◆ JOB ◆
Exactly as written, retype the listing below, omitting the pictures.

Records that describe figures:
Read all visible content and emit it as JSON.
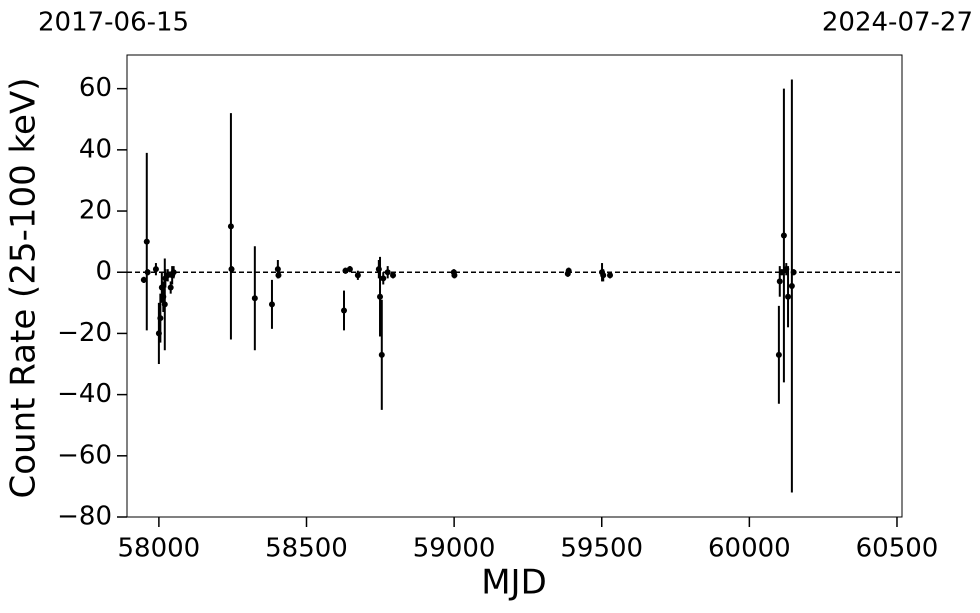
{
  "chart_data": {
    "type": "scatter",
    "annotations": [
      "2017-06-15",
      "2024-07-27"
    ],
    "xlabel": "MJD",
    "ylabel": "Count Rate (25-100 keV)",
    "x": [
      57949,
      57959,
      57962,
      57990,
      58000,
      58005,
      58010,
      58015,
      58020,
      58022,
      58030,
      58040,
      58045,
      58050,
      58244,
      58246,
      58325,
      58383,
      58403,
      58405,
      58627,
      58632,
      58647,
      58674,
      58745,
      58749,
      58755,
      58760,
      58775,
      58793,
      58999,
      59001,
      59385,
      59388,
      59501,
      59505,
      59528,
      60100,
      60103,
      60110,
      60117,
      60125,
      60131,
      60144,
      60150
    ],
    "values": [
      -2.5,
      10,
      0,
      1,
      -20,
      -15,
      -5,
      -8,
      -10.5,
      -2,
      -1,
      -5,
      -1,
      0,
      15,
      1,
      -8.5,
      -10.5,
      1,
      -1,
      -12.5,
      0.5,
      1,
      -1,
      1,
      -8,
      -27,
      -2,
      0,
      -1,
      0,
      -1,
      -0.5,
      0.5,
      0,
      -1,
      -1,
      -27,
      -3,
      0,
      12,
      1,
      -8,
      -4.5,
      0
    ],
    "errors": [
      1,
      29,
      1,
      2,
      10,
      8,
      5,
      5,
      15,
      3,
      2,
      2,
      3,
      2,
      37,
      1,
      17,
      8,
      3,
      1,
      6.5,
      1,
      1,
      1.5,
      3,
      13,
      18,
      2,
      2,
      1,
      1,
      1,
      1,
      1,
      3,
      2,
      1,
      16,
      5,
      1,
      48,
      2,
      10,
      67.5,
      1
    ],
    "color": "#000000",
    "hline": 0,
    "xlim": [
      57892,
      60517
    ],
    "ylim": [
      -80,
      71
    ],
    "xticks": [
      58000,
      58500,
      59000,
      59500,
      60000,
      60500
    ],
    "yticks": [
      {
        "value": -80,
        "label": "−80"
      },
      {
        "value": -60,
        "label": "−60"
      },
      {
        "value": -40,
        "label": "−40"
      },
      {
        "value": -20,
        "label": "−20"
      },
      0,
      20,
      40,
      60
    ],
    "grid": false
  }
}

◆ ANSWER TO THE PROBLEM ◆
Read all visible content and emit it as JSON.
{
  "chart_data": {
    "type": "scatter",
    "annotations": [
      "2017-06-15",
      "2024-07-27"
    ],
    "xlabel": "MJD",
    "ylabel": "Count Rate (25-100 keV)",
    "x": [
      57949,
      57959,
      57962,
      57990,
      58000,
      58005,
      58010,
      58015,
      58020,
      58022,
      58030,
      58040,
      58045,
      58050,
      58244,
      58246,
      58325,
      58383,
      58403,
      58405,
      58627,
      58632,
      58647,
      58674,
      58745,
      58749,
      58755,
      58760,
      58775,
      58793,
      58999,
      59001,
      59385,
      59388,
      59501,
      59505,
      59528,
      60100,
      60103,
      60110,
      60117,
      60125,
      60131,
      60144,
      60150
    ],
    "values": [
      -2.5,
      10,
      0,
      1,
      -20,
      -15,
      -5,
      -8,
      -10.5,
      -2,
      -1,
      -5,
      -1,
      0,
      15,
      1,
      -8.5,
      -10.5,
      1,
      -1,
      -12.5,
      0.5,
      1,
      -1,
      1,
      -8,
      -27,
      -2,
      0,
      -1,
      0,
      -1,
      -0.5,
      0.5,
      0,
      -1,
      -1,
      -27,
      -3,
      0,
      12,
      1,
      -8,
      -4.5,
      0
    ],
    "errors": [
      1,
      29,
      1,
      2,
      10,
      8,
      5,
      5,
      15,
      3,
      2,
      2,
      3,
      2,
      37,
      1,
      17,
      8,
      3,
      1,
      6.5,
      1,
      1,
      1.5,
      3,
      13,
      18,
      2,
      2,
      1,
      1,
      1,
      1,
      1,
      3,
      2,
      1,
      16,
      5,
      1,
      48,
      2,
      10,
      67.5,
      1
    ],
    "color": "#000000",
    "hline": 0,
    "xlim": [
      57892,
      60517
    ],
    "ylim": [
      -80,
      71
    ],
    "xticks": [
      58000,
      58500,
      59000,
      59500,
      60000,
      60500
    ],
    "yticks": [
      {
        "value": -80,
        "label": "−80"
      },
      {
        "value": -60,
        "label": "−60"
      },
      {
        "value": -40,
        "label": "−40"
      },
      {
        "value": -20,
        "label": "−20"
      },
      0,
      20,
      40,
      60
    ],
    "grid": false
  }
}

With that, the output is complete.